Report the count of lines that carry the string "document", and add nothing.

-- BEGIN GIVEN DATA --

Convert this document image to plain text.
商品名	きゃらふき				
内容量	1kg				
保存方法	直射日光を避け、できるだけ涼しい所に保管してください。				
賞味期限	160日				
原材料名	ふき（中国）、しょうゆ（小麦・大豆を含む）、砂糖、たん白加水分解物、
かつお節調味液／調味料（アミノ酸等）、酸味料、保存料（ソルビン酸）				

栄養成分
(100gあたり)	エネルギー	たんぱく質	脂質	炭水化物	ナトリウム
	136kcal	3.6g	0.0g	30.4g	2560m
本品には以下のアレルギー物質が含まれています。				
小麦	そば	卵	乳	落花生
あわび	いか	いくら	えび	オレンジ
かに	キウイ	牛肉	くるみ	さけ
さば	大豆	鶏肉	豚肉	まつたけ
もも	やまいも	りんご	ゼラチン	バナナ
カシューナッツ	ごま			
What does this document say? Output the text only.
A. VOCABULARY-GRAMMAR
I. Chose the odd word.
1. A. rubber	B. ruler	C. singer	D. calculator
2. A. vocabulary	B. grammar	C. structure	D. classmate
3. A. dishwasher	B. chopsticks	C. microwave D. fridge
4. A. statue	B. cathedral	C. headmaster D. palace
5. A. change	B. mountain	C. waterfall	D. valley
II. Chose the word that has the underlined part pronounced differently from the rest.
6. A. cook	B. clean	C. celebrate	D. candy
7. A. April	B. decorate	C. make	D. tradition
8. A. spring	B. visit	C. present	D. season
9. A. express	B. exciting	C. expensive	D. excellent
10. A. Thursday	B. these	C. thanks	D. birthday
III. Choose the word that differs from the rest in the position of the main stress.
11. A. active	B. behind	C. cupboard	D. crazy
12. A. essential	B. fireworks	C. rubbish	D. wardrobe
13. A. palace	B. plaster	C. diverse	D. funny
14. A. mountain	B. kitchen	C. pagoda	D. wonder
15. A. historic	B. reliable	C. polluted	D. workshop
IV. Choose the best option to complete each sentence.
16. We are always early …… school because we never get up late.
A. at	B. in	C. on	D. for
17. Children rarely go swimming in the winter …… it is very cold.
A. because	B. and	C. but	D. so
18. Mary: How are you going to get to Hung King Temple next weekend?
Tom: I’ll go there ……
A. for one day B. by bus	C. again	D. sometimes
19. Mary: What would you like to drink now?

-- END GIVEN DATA --
-- BEGIN GIVEN DATA --

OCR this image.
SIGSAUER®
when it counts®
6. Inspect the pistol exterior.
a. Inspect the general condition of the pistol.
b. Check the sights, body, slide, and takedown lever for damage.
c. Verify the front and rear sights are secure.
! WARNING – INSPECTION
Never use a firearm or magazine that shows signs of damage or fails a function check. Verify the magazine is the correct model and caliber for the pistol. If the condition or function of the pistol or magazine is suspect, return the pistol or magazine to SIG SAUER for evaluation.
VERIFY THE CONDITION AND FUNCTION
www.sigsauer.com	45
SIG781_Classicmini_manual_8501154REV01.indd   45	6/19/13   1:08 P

-- END GIVEN DATA --
-- BEGIN GIVEN DATA --

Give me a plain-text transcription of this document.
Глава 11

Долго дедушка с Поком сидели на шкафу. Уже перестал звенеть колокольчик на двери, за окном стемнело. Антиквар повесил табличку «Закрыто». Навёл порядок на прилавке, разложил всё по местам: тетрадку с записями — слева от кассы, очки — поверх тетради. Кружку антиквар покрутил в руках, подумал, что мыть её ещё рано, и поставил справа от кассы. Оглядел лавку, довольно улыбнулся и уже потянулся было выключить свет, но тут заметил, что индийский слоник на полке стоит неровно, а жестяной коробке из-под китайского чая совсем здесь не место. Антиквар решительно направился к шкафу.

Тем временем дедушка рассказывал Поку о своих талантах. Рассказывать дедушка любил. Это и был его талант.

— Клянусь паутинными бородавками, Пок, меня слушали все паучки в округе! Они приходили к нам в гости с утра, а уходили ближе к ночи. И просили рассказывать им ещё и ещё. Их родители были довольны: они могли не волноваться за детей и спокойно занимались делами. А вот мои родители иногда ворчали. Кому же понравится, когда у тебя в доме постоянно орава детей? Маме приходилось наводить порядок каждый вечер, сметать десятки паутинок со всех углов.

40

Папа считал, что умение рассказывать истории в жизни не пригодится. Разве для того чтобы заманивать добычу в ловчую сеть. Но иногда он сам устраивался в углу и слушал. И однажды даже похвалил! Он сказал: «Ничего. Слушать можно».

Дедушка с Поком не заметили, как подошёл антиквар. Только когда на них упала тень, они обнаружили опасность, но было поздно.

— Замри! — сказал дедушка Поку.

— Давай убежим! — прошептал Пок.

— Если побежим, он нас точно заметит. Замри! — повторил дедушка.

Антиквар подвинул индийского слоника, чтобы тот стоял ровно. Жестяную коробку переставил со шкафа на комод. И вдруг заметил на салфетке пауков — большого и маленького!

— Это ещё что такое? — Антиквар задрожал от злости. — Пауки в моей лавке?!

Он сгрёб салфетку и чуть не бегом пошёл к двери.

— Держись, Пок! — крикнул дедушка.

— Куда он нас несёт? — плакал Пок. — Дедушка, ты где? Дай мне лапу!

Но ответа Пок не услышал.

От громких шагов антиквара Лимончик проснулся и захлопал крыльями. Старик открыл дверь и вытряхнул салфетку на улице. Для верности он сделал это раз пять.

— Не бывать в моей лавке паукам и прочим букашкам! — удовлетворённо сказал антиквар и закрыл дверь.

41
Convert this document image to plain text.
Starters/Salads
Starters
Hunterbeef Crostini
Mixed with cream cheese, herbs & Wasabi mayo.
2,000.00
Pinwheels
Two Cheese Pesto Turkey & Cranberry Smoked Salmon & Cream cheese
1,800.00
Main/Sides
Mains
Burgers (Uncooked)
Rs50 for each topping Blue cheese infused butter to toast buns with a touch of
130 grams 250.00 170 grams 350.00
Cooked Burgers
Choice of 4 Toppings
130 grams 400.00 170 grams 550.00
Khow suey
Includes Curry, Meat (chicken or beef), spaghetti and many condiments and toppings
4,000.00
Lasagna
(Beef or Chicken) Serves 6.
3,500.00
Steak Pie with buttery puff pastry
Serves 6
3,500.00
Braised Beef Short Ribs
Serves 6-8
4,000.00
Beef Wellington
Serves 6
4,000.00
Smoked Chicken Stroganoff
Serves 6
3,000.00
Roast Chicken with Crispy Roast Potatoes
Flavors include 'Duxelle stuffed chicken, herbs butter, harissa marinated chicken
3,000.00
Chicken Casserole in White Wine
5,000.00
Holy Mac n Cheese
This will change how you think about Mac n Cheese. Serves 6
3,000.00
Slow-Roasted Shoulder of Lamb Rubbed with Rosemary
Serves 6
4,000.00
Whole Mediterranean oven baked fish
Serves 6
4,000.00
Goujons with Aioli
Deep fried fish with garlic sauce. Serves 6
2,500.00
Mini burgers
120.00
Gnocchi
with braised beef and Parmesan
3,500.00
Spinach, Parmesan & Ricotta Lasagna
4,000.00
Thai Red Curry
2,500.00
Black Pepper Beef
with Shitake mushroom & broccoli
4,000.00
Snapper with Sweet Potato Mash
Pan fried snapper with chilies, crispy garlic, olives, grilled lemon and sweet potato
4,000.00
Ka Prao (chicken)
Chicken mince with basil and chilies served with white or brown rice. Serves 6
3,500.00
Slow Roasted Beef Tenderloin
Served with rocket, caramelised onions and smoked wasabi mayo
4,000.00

-- END GIVEN DATA --

• ANSWER FOR THE TASK
4